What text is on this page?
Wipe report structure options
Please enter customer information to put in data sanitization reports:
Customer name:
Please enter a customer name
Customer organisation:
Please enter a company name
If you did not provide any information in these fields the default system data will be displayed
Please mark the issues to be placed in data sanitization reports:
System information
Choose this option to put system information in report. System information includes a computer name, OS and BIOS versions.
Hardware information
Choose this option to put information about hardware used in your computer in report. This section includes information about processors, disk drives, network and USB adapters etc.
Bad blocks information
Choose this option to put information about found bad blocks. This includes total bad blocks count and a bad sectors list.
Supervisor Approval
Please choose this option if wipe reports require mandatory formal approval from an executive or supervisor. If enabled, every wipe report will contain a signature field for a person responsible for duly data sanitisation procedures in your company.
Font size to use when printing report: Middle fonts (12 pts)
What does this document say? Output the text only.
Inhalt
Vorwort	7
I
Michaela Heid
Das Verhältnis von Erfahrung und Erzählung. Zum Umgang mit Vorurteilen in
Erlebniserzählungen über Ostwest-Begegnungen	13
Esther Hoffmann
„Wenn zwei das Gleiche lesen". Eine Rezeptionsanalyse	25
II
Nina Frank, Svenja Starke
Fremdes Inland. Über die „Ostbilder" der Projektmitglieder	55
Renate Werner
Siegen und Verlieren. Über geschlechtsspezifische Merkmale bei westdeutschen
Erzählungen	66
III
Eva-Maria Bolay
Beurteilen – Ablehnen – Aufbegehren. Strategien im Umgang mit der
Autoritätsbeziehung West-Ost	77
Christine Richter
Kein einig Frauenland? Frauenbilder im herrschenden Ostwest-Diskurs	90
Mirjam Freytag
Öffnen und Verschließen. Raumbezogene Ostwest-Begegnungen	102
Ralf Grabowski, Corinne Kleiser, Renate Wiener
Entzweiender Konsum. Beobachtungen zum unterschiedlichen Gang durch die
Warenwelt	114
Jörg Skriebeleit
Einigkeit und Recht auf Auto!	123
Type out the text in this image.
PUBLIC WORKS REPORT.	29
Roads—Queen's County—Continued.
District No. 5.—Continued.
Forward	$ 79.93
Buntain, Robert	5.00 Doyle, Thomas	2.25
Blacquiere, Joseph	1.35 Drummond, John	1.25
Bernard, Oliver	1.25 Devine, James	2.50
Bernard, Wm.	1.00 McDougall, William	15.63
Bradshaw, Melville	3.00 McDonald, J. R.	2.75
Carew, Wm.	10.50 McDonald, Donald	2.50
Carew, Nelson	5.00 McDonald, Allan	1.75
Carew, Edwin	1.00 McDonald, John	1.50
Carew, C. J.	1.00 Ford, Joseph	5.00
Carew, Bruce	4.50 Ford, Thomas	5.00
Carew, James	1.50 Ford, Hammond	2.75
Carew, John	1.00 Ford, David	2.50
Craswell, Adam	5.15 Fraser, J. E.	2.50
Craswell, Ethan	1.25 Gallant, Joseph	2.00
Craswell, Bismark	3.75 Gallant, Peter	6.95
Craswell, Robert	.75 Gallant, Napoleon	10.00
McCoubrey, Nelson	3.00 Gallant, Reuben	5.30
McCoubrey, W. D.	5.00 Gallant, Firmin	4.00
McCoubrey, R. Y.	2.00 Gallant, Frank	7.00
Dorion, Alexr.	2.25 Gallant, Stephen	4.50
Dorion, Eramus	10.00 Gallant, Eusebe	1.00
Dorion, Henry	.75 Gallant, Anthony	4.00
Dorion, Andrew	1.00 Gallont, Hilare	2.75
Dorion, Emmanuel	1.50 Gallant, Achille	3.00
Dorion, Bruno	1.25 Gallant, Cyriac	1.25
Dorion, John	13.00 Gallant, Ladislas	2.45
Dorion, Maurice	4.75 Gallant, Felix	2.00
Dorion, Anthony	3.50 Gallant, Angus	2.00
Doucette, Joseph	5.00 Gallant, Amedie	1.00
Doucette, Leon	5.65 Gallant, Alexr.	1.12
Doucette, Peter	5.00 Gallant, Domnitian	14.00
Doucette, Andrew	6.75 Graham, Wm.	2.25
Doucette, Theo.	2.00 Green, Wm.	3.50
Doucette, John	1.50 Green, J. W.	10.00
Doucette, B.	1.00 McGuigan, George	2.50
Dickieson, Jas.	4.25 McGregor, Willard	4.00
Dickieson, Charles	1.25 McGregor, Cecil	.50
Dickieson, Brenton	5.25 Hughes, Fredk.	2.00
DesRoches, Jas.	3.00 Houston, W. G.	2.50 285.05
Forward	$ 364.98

____

=== Brief ===
Every line that holds the word "Continued" should be extracted.

=== Answer to this problem ===
Roads—Queen's County—Continued.
District No. 5.—Continued.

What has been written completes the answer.